• [Exercise goal]: Could you write out the records below exactly as they appear?

....

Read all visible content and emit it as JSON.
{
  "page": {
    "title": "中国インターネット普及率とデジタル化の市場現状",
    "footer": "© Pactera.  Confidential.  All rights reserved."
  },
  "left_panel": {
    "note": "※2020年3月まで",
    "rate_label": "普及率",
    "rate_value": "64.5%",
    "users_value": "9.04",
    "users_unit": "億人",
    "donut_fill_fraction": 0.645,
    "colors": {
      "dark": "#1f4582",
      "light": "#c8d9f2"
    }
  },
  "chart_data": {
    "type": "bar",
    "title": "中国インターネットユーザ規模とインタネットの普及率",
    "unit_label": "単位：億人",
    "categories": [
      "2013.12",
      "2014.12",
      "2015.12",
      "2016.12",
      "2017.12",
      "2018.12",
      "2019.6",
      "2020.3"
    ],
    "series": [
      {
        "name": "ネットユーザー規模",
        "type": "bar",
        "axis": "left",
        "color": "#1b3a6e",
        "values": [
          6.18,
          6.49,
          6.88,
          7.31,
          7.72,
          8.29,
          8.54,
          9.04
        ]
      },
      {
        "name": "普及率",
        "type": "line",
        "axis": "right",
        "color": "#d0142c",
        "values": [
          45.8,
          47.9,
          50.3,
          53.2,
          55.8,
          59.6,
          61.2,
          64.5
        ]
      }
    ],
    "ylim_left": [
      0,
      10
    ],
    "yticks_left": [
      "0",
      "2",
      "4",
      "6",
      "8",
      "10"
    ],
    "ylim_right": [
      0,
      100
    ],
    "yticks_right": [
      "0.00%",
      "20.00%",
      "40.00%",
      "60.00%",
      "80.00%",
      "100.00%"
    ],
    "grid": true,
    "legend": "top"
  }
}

....

• [Worked solution]:
Read all visible content and emit it as JSON.
{
  "page": {
    "title": "中国インターネット普及率とデジタル化の市場現状",
    "footer": "© Pactera.  Confidential.  All rights reserved."
  },
  "left_panel": {
    "note": "※2020年3月まで",
    "rate_label": "普及率",
    "rate_value": "64.5%",
    "users_value": "9.04",
    "users_unit": "億人",
    "donut_fill_fraction": 0.645,
    "colors": {
      "dark": "#1f4582",
      "light": "#c8d9f2"
    }
  },
  "chart_data": {
    "type": "bar",
    "title": "中国インターネットユーザ規模とインタネットの普及率",
    "unit_label": "単位：億人",
    "categories": [
      "2013.12",
      "2014.12",
      "2015.12",
      "2016.12",
      "2017.12",
      "2018.12",
      "2019.6",
      "2020.3"
    ],
    "series": [
      {
        "name": "ネットユーザー規模",
        "type": "bar",
        "axis": "left",
        "color": "#1b3a6e",
        "values": [
          6.18,
          6.49,
          6.88,
          7.31,
          7.72,
          8.29,
          8.54,
          9.04
        ]
      },
      {
        "name": "普及率",
        "type": "line",
        "axis": "right",
        "color": "#d0142c",
        "values": [
          45.8,
          47.9,
          50.3,
          53.2,
          55.8,
          59.6,
          61.2,
          64.5
        ]
      }
    ],
    "ylim_left": [
      0,
      10
    ],
    "yticks_left": [
      "0",
      "2",
      "4",
      "6",
      "8",
      "10"
    ],
    "ylim_right": [
      0,
      100
    ],
    "yticks_right": [
      "0.00%",
      "20.00%",
      "40.00%",
      "60.00%",
      "80.00%",
      "100.00%"
    ],
    "grid": true,
    "legend": "top"
  }
}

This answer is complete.